(SET TASK) Restate each entry word for word, leaving nothing out.

[BEGIN]

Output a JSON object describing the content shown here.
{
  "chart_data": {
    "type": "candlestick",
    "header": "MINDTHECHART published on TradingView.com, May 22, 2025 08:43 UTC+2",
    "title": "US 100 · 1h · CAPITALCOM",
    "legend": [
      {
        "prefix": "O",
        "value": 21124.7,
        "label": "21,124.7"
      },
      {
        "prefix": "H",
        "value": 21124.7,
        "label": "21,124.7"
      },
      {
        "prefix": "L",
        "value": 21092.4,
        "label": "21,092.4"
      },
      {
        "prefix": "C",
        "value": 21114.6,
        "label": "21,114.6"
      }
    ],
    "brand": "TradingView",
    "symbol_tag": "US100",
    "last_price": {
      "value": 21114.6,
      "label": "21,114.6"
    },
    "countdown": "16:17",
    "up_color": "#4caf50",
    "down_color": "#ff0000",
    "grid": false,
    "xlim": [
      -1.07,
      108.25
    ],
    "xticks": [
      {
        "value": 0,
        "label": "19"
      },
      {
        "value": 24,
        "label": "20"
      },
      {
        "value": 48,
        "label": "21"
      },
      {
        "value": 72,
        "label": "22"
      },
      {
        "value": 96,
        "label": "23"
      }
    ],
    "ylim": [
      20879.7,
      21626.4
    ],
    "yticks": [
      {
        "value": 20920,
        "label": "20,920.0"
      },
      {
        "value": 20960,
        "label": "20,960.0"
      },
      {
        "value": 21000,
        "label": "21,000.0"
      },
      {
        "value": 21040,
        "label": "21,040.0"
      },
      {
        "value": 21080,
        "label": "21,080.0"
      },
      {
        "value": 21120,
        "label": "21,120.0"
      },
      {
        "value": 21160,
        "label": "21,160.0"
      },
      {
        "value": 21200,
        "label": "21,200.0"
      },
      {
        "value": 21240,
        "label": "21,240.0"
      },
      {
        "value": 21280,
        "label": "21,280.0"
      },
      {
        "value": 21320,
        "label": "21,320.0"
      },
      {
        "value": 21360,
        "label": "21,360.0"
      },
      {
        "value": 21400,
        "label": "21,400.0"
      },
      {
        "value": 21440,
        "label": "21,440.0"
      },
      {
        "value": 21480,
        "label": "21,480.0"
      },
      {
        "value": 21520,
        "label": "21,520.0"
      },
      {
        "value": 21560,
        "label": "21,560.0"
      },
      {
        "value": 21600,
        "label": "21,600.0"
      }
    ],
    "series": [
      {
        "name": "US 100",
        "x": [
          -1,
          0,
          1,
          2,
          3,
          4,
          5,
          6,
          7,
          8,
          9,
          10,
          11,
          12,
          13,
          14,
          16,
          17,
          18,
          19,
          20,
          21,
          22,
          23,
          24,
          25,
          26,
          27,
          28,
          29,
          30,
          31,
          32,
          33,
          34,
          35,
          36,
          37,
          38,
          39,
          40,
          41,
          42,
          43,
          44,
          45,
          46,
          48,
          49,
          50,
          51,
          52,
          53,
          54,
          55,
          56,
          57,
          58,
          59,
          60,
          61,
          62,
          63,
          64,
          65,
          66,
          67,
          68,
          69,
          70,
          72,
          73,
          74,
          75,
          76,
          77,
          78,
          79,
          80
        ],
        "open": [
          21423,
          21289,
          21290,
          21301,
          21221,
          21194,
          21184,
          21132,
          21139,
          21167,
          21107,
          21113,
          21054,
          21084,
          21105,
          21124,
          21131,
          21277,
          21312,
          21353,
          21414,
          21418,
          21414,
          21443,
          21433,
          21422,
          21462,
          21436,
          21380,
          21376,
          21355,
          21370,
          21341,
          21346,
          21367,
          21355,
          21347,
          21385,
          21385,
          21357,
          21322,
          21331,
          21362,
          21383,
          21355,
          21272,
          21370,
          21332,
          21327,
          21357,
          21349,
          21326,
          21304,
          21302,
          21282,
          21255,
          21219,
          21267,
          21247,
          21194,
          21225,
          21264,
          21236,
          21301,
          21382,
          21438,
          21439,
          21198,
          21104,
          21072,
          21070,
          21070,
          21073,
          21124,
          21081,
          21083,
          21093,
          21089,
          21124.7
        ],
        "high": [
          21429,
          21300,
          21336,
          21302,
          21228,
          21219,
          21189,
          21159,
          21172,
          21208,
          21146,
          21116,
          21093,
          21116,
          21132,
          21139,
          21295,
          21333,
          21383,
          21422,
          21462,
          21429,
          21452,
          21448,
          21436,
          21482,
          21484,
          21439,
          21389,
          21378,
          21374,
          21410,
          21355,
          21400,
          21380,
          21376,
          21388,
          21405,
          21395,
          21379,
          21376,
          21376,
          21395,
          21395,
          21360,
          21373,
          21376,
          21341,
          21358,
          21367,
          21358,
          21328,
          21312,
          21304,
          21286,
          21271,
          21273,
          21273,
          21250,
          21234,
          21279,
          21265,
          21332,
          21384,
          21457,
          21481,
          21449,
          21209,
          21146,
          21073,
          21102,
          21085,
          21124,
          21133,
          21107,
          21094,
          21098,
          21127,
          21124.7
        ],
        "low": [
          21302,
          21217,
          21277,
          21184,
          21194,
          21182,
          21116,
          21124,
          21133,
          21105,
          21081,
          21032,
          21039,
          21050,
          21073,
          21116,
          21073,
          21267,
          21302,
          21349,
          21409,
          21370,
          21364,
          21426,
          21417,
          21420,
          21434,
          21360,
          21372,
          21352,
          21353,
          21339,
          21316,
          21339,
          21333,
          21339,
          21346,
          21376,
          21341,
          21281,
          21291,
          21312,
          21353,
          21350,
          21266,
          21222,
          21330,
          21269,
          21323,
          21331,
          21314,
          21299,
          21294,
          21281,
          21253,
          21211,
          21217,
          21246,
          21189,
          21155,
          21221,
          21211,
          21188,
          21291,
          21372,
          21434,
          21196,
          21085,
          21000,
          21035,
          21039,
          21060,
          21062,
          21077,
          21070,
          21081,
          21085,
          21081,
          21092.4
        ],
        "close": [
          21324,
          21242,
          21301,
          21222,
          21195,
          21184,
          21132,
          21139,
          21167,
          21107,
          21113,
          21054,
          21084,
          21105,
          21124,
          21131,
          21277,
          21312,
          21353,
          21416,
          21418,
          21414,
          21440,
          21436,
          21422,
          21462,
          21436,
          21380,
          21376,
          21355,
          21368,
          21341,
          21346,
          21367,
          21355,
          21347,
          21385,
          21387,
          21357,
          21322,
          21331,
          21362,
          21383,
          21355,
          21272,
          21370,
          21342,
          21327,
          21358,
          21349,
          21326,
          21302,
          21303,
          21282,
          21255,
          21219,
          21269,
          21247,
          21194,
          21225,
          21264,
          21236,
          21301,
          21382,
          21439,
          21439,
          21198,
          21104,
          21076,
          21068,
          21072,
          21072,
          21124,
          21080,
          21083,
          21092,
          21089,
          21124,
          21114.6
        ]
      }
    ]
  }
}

[END]

(RESPONSE TO THIS TASK)
Output a JSON object describing the content shown here.
{
  "chart_data": {
    "type": "candlestick",
    "header": "MINDTHECHART published on TradingView.com, May 22, 2025 08:43 UTC+2",
    "title": "US 100 · 1h · CAPITALCOM",
    "legend": [
      {
        "prefix": "O",
        "value": 21124.7,
        "label": "21,124.7"
      },
      {
        "prefix": "H",
        "value": 21124.7,
        "label": "21,124.7"
      },
      {
        "prefix": "L",
        "value": 21092.4,
        "label": "21,092.4"
      },
      {
        "prefix": "C",
        "value": 21114.6,
        "label": "21,114.6"
      }
    ],
    "brand": "TradingView",
    "symbol_tag": "US100",
    "last_price": {
      "value": 21114.6,
      "label": "21,114.6"
    },
    "countdown": "16:17",
    "up_color": "#4caf50",
    "down_color": "#ff0000",
    "grid": false,
    "xlim": [
      -1.07,
      108.25
    ],
    "xticks": [
      {
        "value": 0,
        "label": "19"
      },
      {
        "value": 24,
        "label": "20"
      },
      {
        "value": 48,
        "label": "21"
      },
      {
        "value": 72,
        "label": "22"
      },
      {
        "value": 96,
        "label": "23"
      }
    ],
    "ylim": [
      20879.7,
      21626.4
    ],
    "yticks": [
      {
        "value": 20920,
        "label": "20,920.0"
      },
      {
        "value": 20960,
        "label": "20,960.0"
      },
      {
        "value": 21000,
        "label": "21,000.0"
      },
      {
        "value": 21040,
        "label": "21,040.0"
      },
      {
        "value": 21080,
        "label": "21,080.0"
      },
      {
        "value": 21120,
        "label": "21,120.0"
      },
      {
        "value": 21160,
        "label": "21,160.0"
      },
      {
        "value": 21200,
        "label": "21,200.0"
      },
      {
        "value": 21240,
        "label": "21,240.0"
      },
      {
        "value": 21280,
        "label": "21,280.0"
      },
      {
        "value": 21320,
        "label": "21,320.0"
      },
      {
        "value": 21360,
        "label": "21,360.0"
      },
      {
        "value": 21400,
        "label": "21,400.0"
      },
      {
        "value": 21440,
        "label": "21,440.0"
      },
      {
        "value": 21480,
        "label": "21,480.0"
      },
      {
        "value": 21520,
        "label": "21,520.0"
      },
      {
        "value": 21560,
        "label": "21,560.0"
      },
      {
        "value": 21600,
        "label": "21,600.0"
      }
    ],
    "series": [
      {
        "name": "US 100",
        "x": [
          -1,
          0,
          1,
          2,
          3,
          4,
          5,
          6,
          7,
          8,
          9,
          10,
          11,
          12,
          13,
          14,
          16,
          17,
          18,
          19,
          20,
          21,
          22,
          23,
          24,
          25,
          26,
          27,
          28,
          29,
          30,
          31,
          32,
          33,
          34,
          35,
          36,
          37,
          38,
          39,
          40,
          41,
          42,
          43,
          44,
          45,
          46,
          48,
          49,
          50,
          51,
          52,
          53,
          54,
          55,
          56,
          57,
          58,
          59,
          60,
          61,
          62,
          63,
          64,
          65,
          66,
          67,
          68,
          69,
          70,
          72,
          73,
          74,
          75,
          76,
          77,
          78,
          79,
          80
        ],
        "open": [
          21423,
          21289,
          21290,
          21301,
          21221,
          21194,
          21184,
          21132,
          21139,
          21167,
          21107,
          21113,
          21054,
          21084,
          21105,
          21124,
          21131,
          21277,
          21312,
          21353,
          21414,
          21418,
          21414,
          21443,
          21433,
          21422,
          21462,
          21436,
          21380,
          21376,
          21355,
          21370,
          21341,
          21346,
          21367,
          21355,
          21347,
          21385,
          21385,
          21357,
          21322,
          21331,
          21362,
          21383,
          21355,
          21272,
          21370,
          21332,
          21327,
          21357,
          21349,
          21326,
          21304,
          21302,
          21282,
          21255,
          21219,
          21267,
          21247,
          21194,
          21225,
          21264,
          21236,
          21301,
          21382,
          21438,
          21439,
          21198,
          21104,
          21072,
          21070,
          21070,
          21073,
          21124,
          21081,
          21083,
          21093,
          21089,
          21124.7
        ],
        "high": [
          21429,
          21300,
          21336,
          21302,
          21228,
          21219,
          21189,
          21159,
          21172,
          21208,
          21146,
          21116,
          21093,
          21116,
          21132,
          21139,
          21295,
          21333,
          21383,
          21422,
          21462,
          21429,
          21452,
          21448,
          21436,
          21482,
          21484,
          21439,
          21389,
          21378,
          21374,
          21410,
          21355,
          21400,
          21380,
          21376,
          21388,
          21405,
          21395,
          21379,
          21376,
          21376,
          21395,
          21395,
          21360,
          21373,
          21376,
          21341,
          21358,
          21367,
          21358,
          21328,
          21312,
          21304,
          21286,
          21271,
          21273,
          21273,
          21250,
          21234,
          21279,
          21265,
          21332,
          21384,
          21457,
          21481,
          21449,
          21209,
          21146,
          21073,
          21102,
          21085,
          21124,
          21133,
          21107,
          21094,
          21098,
          21127,
          21124.7
        ],
        "low": [
          21302,
          21217,
          21277,
          21184,
          21194,
          21182,
          21116,
          21124,
          21133,
          21105,
          21081,
          21032,
          21039,
          21050,
          21073,
          21116,
          21073,
          21267,
          21302,
          21349,
          21409,
          21370,
          21364,
          21426,
          21417,
          21420,
          21434,
          21360,
          21372,
          21352,
          21353,
          21339,
          21316,
          21339,
          21333,
          21339,
          21346,
          21376,
          21341,
          21281,
          21291,
          21312,
          21353,
          21350,
          21266,
          21222,
          21330,
          21269,
          21323,
          21331,
          21314,
          21299,
          21294,
          21281,
          21253,
          21211,
          21217,
          21246,
          21189,
          21155,
          21221,
          21211,
          21188,
          21291,
          21372,
          21434,
          21196,
          21085,
          21000,
          21035,
          21039,
          21060,
          21062,
          21077,
          21070,
          21081,
          21085,
          21081,
          21092.4
        ],
        "close": [
          21324,
          21242,
          21301,
          21222,
          21195,
          21184,
          21132,
          21139,
          21167,
          21107,
          21113,
          21054,
          21084,
          21105,
          21124,
          21131,
          21277,
          21312,
          21353,
          21416,
          21418,
          21414,
          21440,
          21436,
          21422,
          21462,
          21436,
          21380,
          21376,
          21355,
          21368,
          21341,
          21346,
          21367,
          21355,
          21347,
          21385,
          21387,
          21357,
          21322,
          21331,
          21362,
          21383,
          21355,
          21272,
          21370,
          21342,
          21327,
          21358,
          21349,
          21326,
          21302,
          21303,
          21282,
          21255,
          21219,
          21269,
          21247,
          21194,
          21225,
          21264,
          21236,
          21301,
          21382,
          21439,
          21439,
          21198,
          21104,
          21076,
          21068,
          21072,
          21072,
          21124,
          21080,
          21083,
          21092,
          21089,
          21124,
          21114.6
        ]
      }
    ]
  }
}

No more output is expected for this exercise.